Aim -
Copy all the material that follows, keeping every character the same.

Task material -
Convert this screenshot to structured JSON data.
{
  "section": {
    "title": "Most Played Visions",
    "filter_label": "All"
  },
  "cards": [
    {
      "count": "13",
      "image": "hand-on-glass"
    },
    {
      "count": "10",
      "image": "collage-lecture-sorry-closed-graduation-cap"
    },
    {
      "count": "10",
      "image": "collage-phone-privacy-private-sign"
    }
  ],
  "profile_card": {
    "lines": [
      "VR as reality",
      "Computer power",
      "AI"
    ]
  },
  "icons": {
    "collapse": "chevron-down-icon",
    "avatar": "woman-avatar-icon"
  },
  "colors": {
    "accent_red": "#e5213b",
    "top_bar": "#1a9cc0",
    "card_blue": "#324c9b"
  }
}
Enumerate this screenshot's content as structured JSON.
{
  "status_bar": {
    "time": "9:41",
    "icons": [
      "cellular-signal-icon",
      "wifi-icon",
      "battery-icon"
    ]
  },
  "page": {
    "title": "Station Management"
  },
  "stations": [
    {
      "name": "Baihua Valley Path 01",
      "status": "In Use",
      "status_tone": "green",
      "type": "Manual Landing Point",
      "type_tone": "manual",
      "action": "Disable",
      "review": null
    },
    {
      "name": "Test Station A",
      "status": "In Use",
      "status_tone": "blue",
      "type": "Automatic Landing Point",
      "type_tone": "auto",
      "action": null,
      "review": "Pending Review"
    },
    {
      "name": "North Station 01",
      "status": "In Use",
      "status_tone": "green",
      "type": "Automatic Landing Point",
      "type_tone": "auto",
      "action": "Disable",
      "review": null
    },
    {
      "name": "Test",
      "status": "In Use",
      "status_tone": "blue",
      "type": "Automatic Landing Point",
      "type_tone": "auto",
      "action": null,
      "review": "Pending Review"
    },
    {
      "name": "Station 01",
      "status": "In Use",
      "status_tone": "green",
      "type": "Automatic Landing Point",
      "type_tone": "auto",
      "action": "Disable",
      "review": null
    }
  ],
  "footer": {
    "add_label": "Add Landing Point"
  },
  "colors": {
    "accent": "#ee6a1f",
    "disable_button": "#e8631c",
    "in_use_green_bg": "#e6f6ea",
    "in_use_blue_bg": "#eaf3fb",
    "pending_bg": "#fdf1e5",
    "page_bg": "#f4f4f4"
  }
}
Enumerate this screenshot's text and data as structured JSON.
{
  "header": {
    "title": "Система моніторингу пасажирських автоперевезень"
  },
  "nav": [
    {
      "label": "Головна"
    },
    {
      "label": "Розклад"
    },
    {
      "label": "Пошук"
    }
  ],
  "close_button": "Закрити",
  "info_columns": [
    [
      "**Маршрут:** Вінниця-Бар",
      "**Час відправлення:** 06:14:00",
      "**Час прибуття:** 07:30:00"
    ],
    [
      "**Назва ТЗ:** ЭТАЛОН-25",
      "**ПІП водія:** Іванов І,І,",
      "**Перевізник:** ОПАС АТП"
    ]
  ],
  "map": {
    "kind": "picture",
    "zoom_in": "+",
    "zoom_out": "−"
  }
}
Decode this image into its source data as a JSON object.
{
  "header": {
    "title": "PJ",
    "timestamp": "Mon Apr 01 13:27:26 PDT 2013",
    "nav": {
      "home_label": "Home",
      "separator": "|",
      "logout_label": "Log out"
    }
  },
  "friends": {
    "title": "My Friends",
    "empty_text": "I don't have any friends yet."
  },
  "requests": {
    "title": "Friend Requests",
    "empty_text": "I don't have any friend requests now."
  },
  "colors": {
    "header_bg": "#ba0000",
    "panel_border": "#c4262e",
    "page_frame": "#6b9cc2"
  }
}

Response to this exercise -
Convert this screenshot to structured JSON data.
{
  "section": {
    "title": "Most Played Visions",
    "filter_label": "All"
  },
  "cards": [
    {
      "count": "13",
      "image": "hand-on-glass"
    },
    {
      "count": "10",
      "image": "collage-lecture-sorry-closed-graduation-cap"
    },
    {
      "count": "10",
      "image": "collage-phone-privacy-private-sign"
    }
  ],
  "profile_card": {
    "lines": [
      "VR as reality",
      "Computer power",
      "AI"
    ]
  },
  "icons": {
    "collapse": "chevron-down-icon",
    "avatar": "woman-avatar-icon"
  },
  "colors": {
    "accent_red": "#e5213b",
    "top_bar": "#1a9cc0",
    "card_blue": "#324c9b"
  }
}
Enumerate this screenshot's content as structured JSON.
{
  "status_bar": {
    "time": "9:41",
    "icons": [
      "cellular-signal-icon",
      "wifi-icon",
      "battery-icon"
    ]
  },
  "page": {
    "title": "Station Management"
  },
  "stations": [
    {
      "name": "Baihua Valley Path 01",
      "status": "In Use",
      "status_tone": "green",
      "type": "Manual Landing Point",
      "type_tone": "manual",
      "action": "Disable",
      "review": null
    },
    {
      "name": "Test Station A",
      "status": "In Use",
      "status_tone": "blue",
      "type": "Automatic Landing Point",
      "type_tone": "auto",
      "action": null,
      "review": "Pending Review"
    },
    {
      "name": "North Station 01",
      "status": "In Use",
      "status_tone": "green",
      "type": "Automatic Landing Point",
      "type_tone": "auto",
      "action": "Disable",
      "review": null
    },
    {
      "name": "Test",
      "status": "In Use",
      "status_tone": "blue",
      "type": "Automatic Landing Point",
      "type_tone": "auto",
      "action": null,
      "review": "Pending Review"
    },
    {
      "name": "Station 01",
      "status": "In Use",
      "status_tone": "green",
      "type": "Automatic Landing Point",
      "type_tone": "auto",
      "action": "Disable",
      "review": null
    }
  ],
  "footer": {
    "add_label": "Add Landing Point"
  },
  "colors": {
    "accent": "#ee6a1f",
    "disable_button": "#e8631c",
    "in_use_green_bg": "#e6f6ea",
    "in_use_blue_bg": "#eaf3fb",
    "pending_bg": "#fdf1e5",
    "page_bg": "#f4f4f4"
  }
}
Enumerate this screenshot's text and data as structured JSON.
{
  "header": {
    "title": "Система моніторингу пасажирських автоперевезень"
  },
  "nav": [
    {
      "label": "Головна"
    },
    {
      "label": "Розклад"
    },
    {
      "label": "Пошук"
    }
  ],
  "close_button": "Закрити",
  "info_columns": [
    [
      "**Маршрут:** Вінниця-Бар",
      "**Час відправлення:** 06:14:00",
      "**Час прибуття:** 07:30:00"
    ],
    [
      "**Назва ТЗ:** ЭТАЛОН-25",
      "**ПІП водія:** Іванов І,І,",
      "**Перевізник:** ОПАС АТП"
    ]
  ],
  "map": {
    "kind": "picture",
    "zoom_in": "+",
    "zoom_out": "−"
  }
}
Decode this image into its source data as a JSON object.
{
  "header": {
    "title": "PJ",
    "timestamp": "Mon Apr 01 13:27:26 PDT 2013",
    "nav": {
      "home_label": "Home",
      "separator": "|",
      "logout_label": "Log out"
    }
  },
  "friends": {
    "title": "My Friends",
    "empty_text": "I don't have any friends yet."
  },
  "requests": {
    "title": "Friend Requests",
    "empty_text": "I don't have any friend requests now."
  },
  "colors": {
    "header_bg": "#ba0000",
    "panel_border": "#c4262e",
    "page_frame": "#6b9cc2"
  }
}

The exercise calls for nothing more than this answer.